WORK INSTRUCTIONS.
Swap every "data-point" in the entries below for "marker", and reproduce the entries with nothing else altered.

DATA TO USE.
<<<<

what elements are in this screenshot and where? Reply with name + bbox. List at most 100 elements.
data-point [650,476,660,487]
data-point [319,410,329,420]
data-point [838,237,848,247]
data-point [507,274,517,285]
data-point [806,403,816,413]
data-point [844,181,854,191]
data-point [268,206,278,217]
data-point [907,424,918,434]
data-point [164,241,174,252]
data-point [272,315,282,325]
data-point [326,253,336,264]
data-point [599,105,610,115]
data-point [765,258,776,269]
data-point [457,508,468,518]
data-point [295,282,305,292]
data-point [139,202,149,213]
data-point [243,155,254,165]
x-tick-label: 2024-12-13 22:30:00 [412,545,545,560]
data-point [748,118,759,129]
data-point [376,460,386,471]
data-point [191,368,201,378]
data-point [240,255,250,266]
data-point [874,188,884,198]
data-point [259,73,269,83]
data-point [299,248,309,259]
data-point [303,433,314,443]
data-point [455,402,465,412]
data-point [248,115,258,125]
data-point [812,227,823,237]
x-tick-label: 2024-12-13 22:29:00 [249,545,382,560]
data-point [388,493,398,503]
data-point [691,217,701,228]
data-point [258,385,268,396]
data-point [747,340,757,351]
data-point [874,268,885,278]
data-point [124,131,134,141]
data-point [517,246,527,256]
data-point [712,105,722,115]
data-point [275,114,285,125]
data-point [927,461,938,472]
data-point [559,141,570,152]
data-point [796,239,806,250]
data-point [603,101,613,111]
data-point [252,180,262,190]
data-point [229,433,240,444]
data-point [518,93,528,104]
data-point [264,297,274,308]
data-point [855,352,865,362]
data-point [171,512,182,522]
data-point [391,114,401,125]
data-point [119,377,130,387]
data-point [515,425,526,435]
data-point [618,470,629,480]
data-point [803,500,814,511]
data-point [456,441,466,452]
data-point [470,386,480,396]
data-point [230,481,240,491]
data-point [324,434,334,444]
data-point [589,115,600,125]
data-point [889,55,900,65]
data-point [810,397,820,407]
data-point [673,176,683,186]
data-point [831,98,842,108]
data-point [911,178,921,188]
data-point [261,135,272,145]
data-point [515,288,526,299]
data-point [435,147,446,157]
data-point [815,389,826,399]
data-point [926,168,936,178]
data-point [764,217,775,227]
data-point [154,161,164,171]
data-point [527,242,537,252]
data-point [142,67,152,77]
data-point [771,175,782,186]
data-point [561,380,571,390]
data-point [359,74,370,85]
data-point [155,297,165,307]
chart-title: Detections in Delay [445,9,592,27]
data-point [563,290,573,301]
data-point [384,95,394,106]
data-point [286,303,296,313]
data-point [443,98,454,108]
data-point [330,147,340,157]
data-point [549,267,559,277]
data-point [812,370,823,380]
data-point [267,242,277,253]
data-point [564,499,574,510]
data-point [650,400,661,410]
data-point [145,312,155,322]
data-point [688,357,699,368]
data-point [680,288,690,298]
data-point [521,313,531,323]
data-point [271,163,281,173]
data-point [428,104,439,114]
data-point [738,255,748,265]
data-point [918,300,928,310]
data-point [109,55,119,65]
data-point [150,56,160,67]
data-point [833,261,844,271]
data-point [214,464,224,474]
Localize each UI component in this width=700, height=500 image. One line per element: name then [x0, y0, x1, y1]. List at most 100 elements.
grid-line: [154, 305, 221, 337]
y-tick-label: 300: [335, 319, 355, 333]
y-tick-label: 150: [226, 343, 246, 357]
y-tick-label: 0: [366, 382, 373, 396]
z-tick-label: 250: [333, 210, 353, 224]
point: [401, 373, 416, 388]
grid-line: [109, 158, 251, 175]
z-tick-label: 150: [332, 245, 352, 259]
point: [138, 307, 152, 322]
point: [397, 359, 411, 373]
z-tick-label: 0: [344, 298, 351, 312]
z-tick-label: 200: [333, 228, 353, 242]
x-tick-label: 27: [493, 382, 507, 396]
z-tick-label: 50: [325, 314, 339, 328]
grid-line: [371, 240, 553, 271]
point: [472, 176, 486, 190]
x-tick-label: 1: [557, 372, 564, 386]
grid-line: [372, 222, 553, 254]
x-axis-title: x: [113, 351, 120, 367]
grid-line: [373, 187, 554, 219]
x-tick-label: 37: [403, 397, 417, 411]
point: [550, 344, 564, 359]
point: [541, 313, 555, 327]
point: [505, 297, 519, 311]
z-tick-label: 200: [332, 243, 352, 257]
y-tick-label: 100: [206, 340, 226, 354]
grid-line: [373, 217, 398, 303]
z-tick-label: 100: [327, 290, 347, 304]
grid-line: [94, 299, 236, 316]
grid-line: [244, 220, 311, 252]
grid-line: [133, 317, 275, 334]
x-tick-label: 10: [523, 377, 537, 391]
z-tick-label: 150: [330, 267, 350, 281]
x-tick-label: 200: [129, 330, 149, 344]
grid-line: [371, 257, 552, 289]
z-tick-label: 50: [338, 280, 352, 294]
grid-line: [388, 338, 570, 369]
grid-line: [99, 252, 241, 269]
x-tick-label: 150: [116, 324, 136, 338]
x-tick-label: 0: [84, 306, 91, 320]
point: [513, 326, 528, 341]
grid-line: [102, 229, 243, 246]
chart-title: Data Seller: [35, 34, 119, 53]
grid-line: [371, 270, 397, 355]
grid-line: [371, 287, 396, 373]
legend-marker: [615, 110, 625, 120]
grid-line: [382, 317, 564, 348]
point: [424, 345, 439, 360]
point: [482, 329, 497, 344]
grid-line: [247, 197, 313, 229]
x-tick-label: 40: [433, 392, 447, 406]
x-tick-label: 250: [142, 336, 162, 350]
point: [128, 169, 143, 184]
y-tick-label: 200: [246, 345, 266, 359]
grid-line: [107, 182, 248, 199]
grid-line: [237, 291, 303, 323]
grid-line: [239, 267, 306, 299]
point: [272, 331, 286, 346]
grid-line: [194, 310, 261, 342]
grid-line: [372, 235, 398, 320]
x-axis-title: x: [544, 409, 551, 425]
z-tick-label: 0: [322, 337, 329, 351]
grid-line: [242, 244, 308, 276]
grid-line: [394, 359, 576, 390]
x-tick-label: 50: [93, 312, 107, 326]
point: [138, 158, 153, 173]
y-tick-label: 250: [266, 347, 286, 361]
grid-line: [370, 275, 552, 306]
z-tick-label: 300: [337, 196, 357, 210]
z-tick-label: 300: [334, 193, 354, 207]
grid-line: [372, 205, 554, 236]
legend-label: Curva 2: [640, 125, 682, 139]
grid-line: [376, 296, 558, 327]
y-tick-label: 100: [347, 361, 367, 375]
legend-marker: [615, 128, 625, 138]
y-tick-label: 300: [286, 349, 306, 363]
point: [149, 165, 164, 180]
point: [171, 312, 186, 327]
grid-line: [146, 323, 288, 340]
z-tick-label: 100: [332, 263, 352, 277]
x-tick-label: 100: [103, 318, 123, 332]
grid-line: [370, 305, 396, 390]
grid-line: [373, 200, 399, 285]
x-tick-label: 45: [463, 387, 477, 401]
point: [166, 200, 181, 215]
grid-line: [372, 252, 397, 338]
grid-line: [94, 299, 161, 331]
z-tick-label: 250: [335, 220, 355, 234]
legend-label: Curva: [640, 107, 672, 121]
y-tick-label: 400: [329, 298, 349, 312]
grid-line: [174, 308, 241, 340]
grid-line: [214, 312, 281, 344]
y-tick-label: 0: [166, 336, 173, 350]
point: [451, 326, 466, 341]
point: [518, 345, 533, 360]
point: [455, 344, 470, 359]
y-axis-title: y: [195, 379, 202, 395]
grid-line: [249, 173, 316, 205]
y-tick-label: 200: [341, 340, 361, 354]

>>>>

OUTPUT.
what elements are in this screenshot and where? Reply with name + bbox. List at most 100 elements.
marker [650,476,660,487]
marker [319,410,329,420]
marker [838,237,848,247]
marker [507,274,517,285]
marker [806,403,816,413]
marker [844,181,854,191]
marker [268,206,278,217]
marker [907,424,918,434]
marker [164,241,174,252]
marker [272,315,282,325]
marker [326,253,336,264]
marker [599,105,610,115]
marker [765,258,776,269]
marker [457,508,468,518]
marker [295,282,305,292]
marker [139,202,149,213]
marker [243,155,254,165]
x-tick-label: 2024-12-13 22:30:00 [412,545,545,560]
marker [748,118,759,129]
marker [376,460,386,471]
marker [191,368,201,378]
marker [240,255,250,266]
marker [874,188,884,198]
marker [259,73,269,83]
marker [299,248,309,259]
marker [303,433,314,443]
marker [455,402,465,412]
marker [248,115,258,125]
marker [812,227,823,237]
x-tick-label: 2024-12-13 22:29:00 [249,545,382,560]
marker [388,493,398,503]
marker [691,217,701,228]
marker [258,385,268,396]
marker [747,340,757,351]
marker [874,268,885,278]
marker [124,131,134,141]
marker [517,246,527,256]
marker [712,105,722,115]
marker [275,114,285,125]
marker [927,461,938,472]
marker [559,141,570,152]
marker [796,239,806,250]
marker [603,101,613,111]
marker [252,180,262,190]
marker [229,433,240,444]
marker [518,93,528,104]
marker [264,297,274,308]
marker [855,352,865,362]
marker [171,512,182,522]
marker [391,114,401,125]
marker [119,377,130,387]
marker [515,425,526,435]
marker [618,470,629,480]
marker [803,500,814,511]
marker [456,441,466,452]
marker [470,386,480,396]
marker [230,481,240,491]
marker [324,434,334,444]
marker [589,115,600,125]
marker [889,55,900,65]
marker [810,397,820,407]
marker [673,176,683,186]
marker [831,98,842,108]
marker [911,178,921,188]
marker [261,135,272,145]
marker [515,288,526,299]
marker [435,147,446,157]
marker [815,389,826,399]
marker [926,168,936,178]
marker [764,217,775,227]
marker [154,161,164,171]
marker [527,242,537,252]
marker [142,67,152,77]
marker [771,175,782,186]
marker [561,380,571,390]
marker [359,74,370,85]
marker [155,297,165,307]
chart-title: Detections in Delay [445,9,592,27]
marker [563,290,573,301]
marker [384,95,394,106]
marker [286,303,296,313]
marker [443,98,454,108]
marker [330,147,340,157]
marker [549,267,559,277]
marker [812,370,823,380]
marker [267,242,277,253]
marker [564,499,574,510]
marker [650,400,661,410]
marker [145,312,155,322]
marker [688,357,699,368]
marker [680,288,690,298]
marker [521,313,531,323]
marker [271,163,281,173]
marker [428,104,439,114]
marker [738,255,748,265]
marker [918,300,928,310]
marker [109,55,119,65]
marker [150,56,160,67]
marker [833,261,844,271]
marker [214,464,224,474]
Localize each UI component in this width=700, height=500 image. One line per element: name then [x0, y0, x1, y1]. List at most 100 elements.
grid-line: [154, 305, 221, 337]
y-tick-label: 300: [335, 319, 355, 333]
y-tick-label: 150: [226, 343, 246, 357]
y-tick-label: 0: [366, 382, 373, 396]
z-tick-label: 250: [333, 210, 353, 224]
point: [401, 373, 416, 388]
grid-line: [109, 158, 251, 175]
z-tick-label: 150: [332, 245, 352, 259]
point: [138, 307, 152, 322]
point: [397, 359, 411, 373]
z-tick-label: 0: [344, 298, 351, 312]
z-tick-label: 200: [333, 228, 353, 242]
x-tick-label: 27: [493, 382, 507, 396]
z-tick-label: 50: [325, 314, 339, 328]
grid-line: [371, 240, 553, 271]
point: [472, 176, 486, 190]
x-tick-label: 1: [557, 372, 564, 386]
grid-line: [372, 222, 553, 254]
x-axis-title: x: [113, 351, 120, 367]
grid-line: [373, 187, 554, 219]
x-tick-label: 37: [403, 397, 417, 411]
point: [550, 344, 564, 359]
point: [541, 313, 555, 327]
point: [505, 297, 519, 311]
z-tick-label: 200: [332, 243, 352, 257]
y-tick-label: 100: [206, 340, 226, 354]
grid-line: [373, 217, 398, 303]
z-tick-label: 100: [327, 290, 347, 304]
grid-line: [94, 299, 236, 316]
grid-line: [244, 220, 311, 252]
grid-line: [133, 317, 275, 334]
x-tick-label: 10: [523, 377, 537, 391]
z-tick-label: 150: [330, 267, 350, 281]
x-tick-label: 200: [129, 330, 149, 344]
grid-line: [371, 257, 552, 289]
z-tick-label: 50: [338, 280, 352, 294]
grid-line: [388, 338, 570, 369]
grid-line: [99, 252, 241, 269]
x-tick-label: 150: [116, 324, 136, 338]
x-tick-label: 0: [84, 306, 91, 320]
point: [513, 326, 528, 341]
grid-line: [102, 229, 243, 246]
chart-title: Data Seller: [35, 34, 119, 53]
grid-line: [371, 270, 397, 355]
grid-line: [371, 287, 396, 373]
legend-marker: [615, 110, 625, 120]
grid-line: [382, 317, 564, 348]
point: [424, 345, 439, 360]
point: [482, 329, 497, 344]
grid-line: [247, 197, 313, 229]
x-tick-label: 40: [433, 392, 447, 406]
x-tick-label: 250: [142, 336, 162, 350]
point: [128, 169, 143, 184]
y-tick-label: 200: [246, 345, 266, 359]
grid-line: [107, 182, 248, 199]
grid-line: [237, 291, 303, 323]
grid-line: [239, 267, 306, 299]
point: [272, 331, 286, 346]
grid-line: [194, 310, 261, 342]
grid-line: [372, 235, 398, 320]
x-axis-title: x: [544, 409, 551, 425]
z-tick-label: 0: [322, 337, 329, 351]
grid-line: [242, 244, 308, 276]
grid-line: [394, 359, 576, 390]
x-tick-label: 50: [93, 312, 107, 326]
point: [138, 158, 153, 173]
y-tick-label: 250: [266, 347, 286, 361]
grid-line: [370, 275, 552, 306]
z-tick-label: 300: [337, 196, 357, 210]
z-tick-label: 300: [334, 193, 354, 207]
grid-line: [372, 205, 554, 236]
legend-label: Curva 2: [640, 125, 682, 139]
grid-line: [376, 296, 558, 327]
y-tick-label: 100: [347, 361, 367, 375]
legend-marker: [615, 128, 625, 138]
y-tick-label: 300: [286, 349, 306, 363]
point: [149, 165, 164, 180]
point: [171, 312, 186, 327]
grid-line: [146, 323, 288, 340]
z-tick-label: 100: [332, 263, 352, 277]
x-tick-label: 100: [103, 318, 123, 332]
grid-line: [370, 305, 396, 390]
grid-line: [373, 200, 399, 285]
x-tick-label: 45: [463, 387, 477, 401]
point: [166, 200, 181, 215]
grid-line: [372, 252, 397, 338]
grid-line: [94, 299, 161, 331]
z-tick-label: 250: [335, 220, 355, 234]
legend-label: Curva: [640, 107, 672, 121]
y-tick-label: 400: [329, 298, 349, 312]
grid-line: [174, 308, 241, 340]
grid-line: [214, 312, 281, 344]
y-tick-label: 0: [166, 336, 173, 350]
point: [451, 326, 466, 341]
point: [518, 345, 533, 360]
point: [455, 344, 470, 359]
y-axis-title: y: [195, 379, 202, 395]
grid-line: [249, 173, 316, 205]
y-tick-label: 200: [341, 340, 361, 354]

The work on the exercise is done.